EXERCISE GOAL: Copy each line that contains the string "legend".

Figure collection entries:
====

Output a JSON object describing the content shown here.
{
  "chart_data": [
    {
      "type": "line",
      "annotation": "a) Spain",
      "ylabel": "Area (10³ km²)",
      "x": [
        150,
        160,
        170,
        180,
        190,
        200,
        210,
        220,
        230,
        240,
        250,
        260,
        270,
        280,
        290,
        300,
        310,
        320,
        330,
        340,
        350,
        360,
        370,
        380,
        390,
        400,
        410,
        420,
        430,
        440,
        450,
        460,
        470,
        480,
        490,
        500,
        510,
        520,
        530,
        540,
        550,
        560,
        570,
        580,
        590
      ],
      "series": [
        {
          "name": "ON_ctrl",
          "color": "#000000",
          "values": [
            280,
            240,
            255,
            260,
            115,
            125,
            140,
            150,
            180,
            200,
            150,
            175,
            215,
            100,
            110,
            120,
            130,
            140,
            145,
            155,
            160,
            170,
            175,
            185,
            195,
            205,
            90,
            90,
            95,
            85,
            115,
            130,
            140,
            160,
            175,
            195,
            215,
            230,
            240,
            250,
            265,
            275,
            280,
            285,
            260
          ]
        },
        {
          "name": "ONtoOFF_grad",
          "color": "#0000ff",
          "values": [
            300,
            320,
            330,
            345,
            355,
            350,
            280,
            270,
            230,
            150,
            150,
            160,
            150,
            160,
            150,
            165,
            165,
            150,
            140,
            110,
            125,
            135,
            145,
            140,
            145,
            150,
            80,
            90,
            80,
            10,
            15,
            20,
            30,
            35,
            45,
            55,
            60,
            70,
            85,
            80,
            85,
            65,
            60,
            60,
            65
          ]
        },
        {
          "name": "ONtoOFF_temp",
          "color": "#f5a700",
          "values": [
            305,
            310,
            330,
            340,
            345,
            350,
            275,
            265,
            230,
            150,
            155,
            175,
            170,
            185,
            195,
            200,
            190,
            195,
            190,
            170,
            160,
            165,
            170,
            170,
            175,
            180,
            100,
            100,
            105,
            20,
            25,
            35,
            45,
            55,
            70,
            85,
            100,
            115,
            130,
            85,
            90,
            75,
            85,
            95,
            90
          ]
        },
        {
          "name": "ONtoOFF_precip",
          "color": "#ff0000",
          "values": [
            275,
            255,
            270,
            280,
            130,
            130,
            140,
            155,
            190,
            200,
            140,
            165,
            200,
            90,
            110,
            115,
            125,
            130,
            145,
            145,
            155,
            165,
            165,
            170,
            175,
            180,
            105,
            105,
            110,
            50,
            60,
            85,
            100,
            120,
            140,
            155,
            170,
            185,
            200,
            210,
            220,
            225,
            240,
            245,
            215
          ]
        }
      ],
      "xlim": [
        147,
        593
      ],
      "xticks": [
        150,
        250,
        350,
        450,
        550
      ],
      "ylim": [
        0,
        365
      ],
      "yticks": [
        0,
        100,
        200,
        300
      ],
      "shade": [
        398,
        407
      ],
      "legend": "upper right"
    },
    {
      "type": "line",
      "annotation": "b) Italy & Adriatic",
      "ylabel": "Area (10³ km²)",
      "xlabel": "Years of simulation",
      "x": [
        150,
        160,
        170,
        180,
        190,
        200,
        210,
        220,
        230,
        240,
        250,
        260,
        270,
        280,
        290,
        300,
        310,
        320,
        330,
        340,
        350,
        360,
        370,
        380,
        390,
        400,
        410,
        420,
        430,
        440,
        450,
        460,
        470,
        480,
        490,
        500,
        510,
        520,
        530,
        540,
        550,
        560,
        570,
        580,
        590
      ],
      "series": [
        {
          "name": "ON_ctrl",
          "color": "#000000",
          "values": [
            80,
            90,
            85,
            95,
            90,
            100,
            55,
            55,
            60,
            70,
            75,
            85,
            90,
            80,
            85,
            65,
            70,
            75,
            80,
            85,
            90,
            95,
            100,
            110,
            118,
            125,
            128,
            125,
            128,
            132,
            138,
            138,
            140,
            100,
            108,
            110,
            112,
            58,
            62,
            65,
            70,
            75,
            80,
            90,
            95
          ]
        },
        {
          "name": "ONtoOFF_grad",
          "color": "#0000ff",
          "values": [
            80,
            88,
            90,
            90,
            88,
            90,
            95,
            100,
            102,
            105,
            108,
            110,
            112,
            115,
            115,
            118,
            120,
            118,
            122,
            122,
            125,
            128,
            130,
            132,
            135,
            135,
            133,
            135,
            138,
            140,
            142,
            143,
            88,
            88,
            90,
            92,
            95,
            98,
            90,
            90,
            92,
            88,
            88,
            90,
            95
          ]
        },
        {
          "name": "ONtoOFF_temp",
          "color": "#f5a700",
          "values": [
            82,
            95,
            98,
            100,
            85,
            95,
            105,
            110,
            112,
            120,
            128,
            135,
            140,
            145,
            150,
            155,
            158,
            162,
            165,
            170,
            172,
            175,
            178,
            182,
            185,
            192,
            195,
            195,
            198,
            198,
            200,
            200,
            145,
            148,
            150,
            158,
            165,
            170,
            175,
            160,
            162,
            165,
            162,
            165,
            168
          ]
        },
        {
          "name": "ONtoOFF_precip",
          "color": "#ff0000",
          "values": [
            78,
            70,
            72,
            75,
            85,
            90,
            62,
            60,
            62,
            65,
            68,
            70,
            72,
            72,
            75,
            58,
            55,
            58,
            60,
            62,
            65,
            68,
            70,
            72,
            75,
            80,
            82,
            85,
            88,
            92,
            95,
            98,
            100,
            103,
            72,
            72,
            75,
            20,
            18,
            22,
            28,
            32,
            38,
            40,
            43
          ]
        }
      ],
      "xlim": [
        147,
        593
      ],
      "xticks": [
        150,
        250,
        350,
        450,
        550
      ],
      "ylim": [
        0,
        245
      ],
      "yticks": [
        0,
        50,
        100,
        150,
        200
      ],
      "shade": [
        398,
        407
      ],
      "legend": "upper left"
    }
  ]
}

====

TASK RESULT:
      "legend": "upper right"
      "legend": "upper left"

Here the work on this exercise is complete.